**Written problem:** Update the rows from the line with "Patent image size: (585, 491)." to the line with "The input waveguide 82 is at (139, 253)." by putting "sectional view" in place of "cross-sectional view", and give only those rows back with nothing else changed.

**Records for this task:**
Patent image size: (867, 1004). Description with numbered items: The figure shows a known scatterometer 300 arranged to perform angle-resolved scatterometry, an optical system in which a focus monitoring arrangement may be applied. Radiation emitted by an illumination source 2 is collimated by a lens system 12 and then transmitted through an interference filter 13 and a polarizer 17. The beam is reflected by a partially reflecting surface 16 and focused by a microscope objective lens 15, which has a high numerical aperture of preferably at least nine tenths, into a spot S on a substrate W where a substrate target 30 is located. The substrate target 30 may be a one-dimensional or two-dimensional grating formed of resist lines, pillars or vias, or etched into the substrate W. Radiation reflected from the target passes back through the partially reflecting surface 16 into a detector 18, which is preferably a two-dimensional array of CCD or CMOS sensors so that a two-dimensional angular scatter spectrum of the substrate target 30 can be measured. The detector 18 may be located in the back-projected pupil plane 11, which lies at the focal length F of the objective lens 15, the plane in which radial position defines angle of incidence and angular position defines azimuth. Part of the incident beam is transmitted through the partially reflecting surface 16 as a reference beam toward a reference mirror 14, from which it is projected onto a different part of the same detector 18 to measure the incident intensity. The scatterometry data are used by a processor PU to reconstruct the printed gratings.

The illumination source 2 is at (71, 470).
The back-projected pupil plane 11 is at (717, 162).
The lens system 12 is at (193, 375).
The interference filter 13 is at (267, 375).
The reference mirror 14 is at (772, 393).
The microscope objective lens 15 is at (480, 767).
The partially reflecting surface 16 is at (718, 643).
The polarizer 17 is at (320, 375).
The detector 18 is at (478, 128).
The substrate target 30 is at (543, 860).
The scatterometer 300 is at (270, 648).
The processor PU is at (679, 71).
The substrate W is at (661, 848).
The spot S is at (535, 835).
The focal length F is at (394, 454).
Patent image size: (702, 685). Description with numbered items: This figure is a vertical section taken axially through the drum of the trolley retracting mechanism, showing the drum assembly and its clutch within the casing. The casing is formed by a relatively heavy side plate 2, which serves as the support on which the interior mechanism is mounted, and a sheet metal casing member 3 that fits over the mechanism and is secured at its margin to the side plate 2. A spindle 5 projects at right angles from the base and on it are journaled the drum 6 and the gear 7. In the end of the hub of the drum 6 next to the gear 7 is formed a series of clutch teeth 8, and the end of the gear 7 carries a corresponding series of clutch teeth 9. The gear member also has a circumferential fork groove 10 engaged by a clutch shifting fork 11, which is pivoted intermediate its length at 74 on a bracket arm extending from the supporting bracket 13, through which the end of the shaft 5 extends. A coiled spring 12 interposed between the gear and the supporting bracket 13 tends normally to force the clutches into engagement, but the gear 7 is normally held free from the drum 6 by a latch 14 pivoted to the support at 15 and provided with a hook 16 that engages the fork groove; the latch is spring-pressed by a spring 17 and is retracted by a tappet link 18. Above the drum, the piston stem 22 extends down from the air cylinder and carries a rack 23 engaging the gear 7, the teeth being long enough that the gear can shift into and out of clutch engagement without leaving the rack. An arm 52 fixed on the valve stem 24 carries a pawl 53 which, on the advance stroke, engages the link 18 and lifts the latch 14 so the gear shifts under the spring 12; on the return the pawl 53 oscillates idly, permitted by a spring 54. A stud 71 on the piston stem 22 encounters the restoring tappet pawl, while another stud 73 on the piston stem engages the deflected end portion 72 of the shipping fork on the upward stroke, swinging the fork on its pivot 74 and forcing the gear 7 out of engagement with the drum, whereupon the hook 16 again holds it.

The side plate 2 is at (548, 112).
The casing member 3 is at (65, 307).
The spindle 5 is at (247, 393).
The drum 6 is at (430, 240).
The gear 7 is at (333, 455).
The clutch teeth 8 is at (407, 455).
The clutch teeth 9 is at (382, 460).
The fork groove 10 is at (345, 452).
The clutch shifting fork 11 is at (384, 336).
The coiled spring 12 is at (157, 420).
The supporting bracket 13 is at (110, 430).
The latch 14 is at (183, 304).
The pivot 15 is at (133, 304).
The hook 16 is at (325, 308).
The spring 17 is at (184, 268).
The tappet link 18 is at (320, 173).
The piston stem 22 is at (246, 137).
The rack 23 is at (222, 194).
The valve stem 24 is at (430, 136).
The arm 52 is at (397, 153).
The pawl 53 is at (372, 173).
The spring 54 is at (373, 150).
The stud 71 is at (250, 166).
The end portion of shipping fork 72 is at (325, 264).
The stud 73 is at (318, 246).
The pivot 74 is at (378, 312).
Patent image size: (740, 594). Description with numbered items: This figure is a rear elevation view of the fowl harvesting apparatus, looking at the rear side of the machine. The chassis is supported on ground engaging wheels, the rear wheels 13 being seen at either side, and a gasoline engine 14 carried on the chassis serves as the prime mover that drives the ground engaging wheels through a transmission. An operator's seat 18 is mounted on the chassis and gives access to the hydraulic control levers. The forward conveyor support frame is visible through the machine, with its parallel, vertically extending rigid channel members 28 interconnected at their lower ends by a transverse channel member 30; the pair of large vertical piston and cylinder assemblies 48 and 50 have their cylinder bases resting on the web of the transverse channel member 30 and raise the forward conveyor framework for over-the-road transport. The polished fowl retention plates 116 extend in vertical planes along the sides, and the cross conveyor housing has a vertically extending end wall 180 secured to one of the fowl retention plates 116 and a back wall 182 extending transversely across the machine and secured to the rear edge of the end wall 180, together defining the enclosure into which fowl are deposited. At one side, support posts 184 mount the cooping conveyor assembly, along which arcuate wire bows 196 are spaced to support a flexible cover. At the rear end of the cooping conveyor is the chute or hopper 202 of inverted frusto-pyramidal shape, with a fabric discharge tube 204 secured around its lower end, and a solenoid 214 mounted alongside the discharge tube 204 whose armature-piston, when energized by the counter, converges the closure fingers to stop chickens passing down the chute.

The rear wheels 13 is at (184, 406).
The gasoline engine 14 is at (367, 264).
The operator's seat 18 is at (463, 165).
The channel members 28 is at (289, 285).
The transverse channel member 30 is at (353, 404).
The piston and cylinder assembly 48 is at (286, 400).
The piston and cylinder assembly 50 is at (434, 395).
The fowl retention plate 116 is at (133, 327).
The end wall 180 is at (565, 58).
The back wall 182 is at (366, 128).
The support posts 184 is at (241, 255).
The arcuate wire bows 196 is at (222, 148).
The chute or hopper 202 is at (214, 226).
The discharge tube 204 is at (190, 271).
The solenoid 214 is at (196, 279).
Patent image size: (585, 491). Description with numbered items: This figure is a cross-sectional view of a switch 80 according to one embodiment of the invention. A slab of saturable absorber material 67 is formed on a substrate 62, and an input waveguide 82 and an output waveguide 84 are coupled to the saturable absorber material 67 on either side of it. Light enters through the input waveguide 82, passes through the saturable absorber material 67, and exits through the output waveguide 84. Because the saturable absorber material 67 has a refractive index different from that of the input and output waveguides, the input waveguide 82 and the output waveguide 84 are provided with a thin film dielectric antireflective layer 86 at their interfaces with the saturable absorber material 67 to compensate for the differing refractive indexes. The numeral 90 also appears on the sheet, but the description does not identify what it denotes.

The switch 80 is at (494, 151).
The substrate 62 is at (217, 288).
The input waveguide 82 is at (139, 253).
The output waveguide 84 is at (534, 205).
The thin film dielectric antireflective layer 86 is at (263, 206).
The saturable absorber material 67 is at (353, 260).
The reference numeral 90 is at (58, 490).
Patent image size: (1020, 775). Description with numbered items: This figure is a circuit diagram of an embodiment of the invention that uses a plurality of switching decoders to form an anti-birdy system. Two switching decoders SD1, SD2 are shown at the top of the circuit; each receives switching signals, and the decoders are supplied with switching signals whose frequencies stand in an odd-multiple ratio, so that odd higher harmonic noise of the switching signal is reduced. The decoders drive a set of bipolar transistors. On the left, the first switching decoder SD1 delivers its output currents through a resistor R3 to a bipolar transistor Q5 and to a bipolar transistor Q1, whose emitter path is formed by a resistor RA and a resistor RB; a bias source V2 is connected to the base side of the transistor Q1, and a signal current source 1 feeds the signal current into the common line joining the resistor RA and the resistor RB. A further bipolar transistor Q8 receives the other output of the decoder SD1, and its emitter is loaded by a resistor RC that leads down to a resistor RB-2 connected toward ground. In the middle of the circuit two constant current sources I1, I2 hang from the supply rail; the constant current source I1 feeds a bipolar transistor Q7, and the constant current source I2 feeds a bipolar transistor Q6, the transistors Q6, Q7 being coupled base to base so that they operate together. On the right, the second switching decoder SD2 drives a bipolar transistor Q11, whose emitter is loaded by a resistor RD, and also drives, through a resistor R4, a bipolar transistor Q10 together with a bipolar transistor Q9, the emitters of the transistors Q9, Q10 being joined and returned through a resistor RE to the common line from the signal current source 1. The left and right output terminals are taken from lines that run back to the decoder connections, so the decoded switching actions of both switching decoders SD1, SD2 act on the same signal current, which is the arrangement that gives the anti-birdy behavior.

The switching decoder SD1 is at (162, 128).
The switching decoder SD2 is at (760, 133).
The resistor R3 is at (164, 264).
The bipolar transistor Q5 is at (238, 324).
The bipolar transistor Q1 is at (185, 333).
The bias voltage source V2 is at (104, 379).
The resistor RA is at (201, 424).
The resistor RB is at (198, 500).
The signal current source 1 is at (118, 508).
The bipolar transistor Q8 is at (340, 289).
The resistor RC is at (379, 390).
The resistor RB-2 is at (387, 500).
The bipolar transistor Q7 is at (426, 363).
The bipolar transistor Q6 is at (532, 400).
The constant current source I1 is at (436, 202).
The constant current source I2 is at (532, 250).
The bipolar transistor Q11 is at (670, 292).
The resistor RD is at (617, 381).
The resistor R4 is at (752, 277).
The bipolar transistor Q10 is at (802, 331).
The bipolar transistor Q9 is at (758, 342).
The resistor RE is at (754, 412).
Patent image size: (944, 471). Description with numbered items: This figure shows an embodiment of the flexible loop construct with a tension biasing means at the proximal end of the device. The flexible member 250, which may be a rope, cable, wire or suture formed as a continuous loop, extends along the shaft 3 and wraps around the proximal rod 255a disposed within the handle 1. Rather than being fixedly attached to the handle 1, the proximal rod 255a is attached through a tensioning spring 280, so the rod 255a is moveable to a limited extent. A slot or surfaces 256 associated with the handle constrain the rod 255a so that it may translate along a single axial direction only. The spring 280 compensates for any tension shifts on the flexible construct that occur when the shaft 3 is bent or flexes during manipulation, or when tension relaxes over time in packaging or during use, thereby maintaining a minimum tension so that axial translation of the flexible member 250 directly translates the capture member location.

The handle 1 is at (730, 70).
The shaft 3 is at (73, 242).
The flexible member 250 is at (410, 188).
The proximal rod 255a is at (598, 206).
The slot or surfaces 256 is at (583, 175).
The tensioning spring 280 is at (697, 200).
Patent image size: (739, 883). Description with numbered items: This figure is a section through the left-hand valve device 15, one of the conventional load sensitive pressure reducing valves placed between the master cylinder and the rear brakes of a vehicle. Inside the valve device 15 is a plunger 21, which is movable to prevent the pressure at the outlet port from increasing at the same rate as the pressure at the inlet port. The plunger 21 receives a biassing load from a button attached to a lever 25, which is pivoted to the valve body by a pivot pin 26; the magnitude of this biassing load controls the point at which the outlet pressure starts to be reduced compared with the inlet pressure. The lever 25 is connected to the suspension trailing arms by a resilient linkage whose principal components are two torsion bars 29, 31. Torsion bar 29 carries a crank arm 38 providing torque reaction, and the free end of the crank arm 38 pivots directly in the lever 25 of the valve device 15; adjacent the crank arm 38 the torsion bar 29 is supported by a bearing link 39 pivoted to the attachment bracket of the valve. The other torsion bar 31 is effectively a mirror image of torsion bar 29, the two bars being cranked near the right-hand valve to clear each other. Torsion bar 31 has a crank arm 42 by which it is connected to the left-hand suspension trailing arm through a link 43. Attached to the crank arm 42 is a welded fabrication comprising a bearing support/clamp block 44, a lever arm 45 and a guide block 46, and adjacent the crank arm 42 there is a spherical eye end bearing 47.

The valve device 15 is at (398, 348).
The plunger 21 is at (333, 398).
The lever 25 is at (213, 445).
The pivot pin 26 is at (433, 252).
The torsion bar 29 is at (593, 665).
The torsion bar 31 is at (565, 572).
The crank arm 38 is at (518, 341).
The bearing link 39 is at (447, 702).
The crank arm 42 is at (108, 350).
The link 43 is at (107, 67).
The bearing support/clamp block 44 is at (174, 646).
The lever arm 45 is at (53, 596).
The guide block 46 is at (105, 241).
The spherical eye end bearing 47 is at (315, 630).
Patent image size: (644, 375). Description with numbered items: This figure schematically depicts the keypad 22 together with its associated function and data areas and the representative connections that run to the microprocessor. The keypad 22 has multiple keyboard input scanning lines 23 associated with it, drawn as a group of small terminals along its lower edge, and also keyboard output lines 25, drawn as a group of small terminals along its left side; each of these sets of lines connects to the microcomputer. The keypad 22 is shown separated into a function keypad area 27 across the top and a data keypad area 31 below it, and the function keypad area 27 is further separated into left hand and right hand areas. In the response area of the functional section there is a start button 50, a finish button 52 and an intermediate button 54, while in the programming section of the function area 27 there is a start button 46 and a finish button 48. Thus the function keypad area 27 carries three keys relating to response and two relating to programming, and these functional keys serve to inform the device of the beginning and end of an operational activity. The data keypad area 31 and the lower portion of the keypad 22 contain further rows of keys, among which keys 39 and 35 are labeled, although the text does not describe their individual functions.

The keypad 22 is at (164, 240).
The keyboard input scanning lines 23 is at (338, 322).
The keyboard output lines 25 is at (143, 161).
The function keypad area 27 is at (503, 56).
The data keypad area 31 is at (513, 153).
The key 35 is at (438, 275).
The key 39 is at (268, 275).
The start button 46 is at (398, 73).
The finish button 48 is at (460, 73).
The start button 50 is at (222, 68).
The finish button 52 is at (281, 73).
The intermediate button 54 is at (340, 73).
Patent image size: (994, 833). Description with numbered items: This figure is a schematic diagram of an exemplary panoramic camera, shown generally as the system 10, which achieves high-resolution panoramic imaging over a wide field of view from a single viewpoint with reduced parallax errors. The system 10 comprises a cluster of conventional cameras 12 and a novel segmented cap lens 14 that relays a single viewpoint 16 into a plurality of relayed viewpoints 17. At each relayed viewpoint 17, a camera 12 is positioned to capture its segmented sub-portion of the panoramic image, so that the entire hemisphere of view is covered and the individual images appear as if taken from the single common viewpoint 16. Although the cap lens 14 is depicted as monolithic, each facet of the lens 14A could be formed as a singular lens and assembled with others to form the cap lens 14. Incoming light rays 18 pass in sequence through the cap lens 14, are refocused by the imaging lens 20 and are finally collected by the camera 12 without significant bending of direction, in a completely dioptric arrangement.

**Finished exercise:**
Patent image size: (585, 491). Description with numbered items: This figure is a sectional view of a switch 80 according to one embodiment of the invention. A slab of saturable absorber material 67 is formed on a substrate 62, and an input waveguide 82 and an output waveguide 84 are coupled to the saturable absorber material 67 on either side of it. Light enters through the input waveguide 82, passes through the saturable absorber material 67, and exits through the output waveguide 84. Because the saturable absorber material 67 has a refractive index different from that of the input and output waveguides, the input waveguide 82 and the output waveguide 84 are provided with a thin film dielectric antireflective layer 86 at their interfaces with the saturable absorber material 67 to compensate for the differing refractive indexes. The numeral 90 also appears on the sheet, but the description does not identify what it denotes.

The switch 80 is at (494, 151).
The substrate 62 is at (217, 288).
The input waveguide 82 is at (139, 253).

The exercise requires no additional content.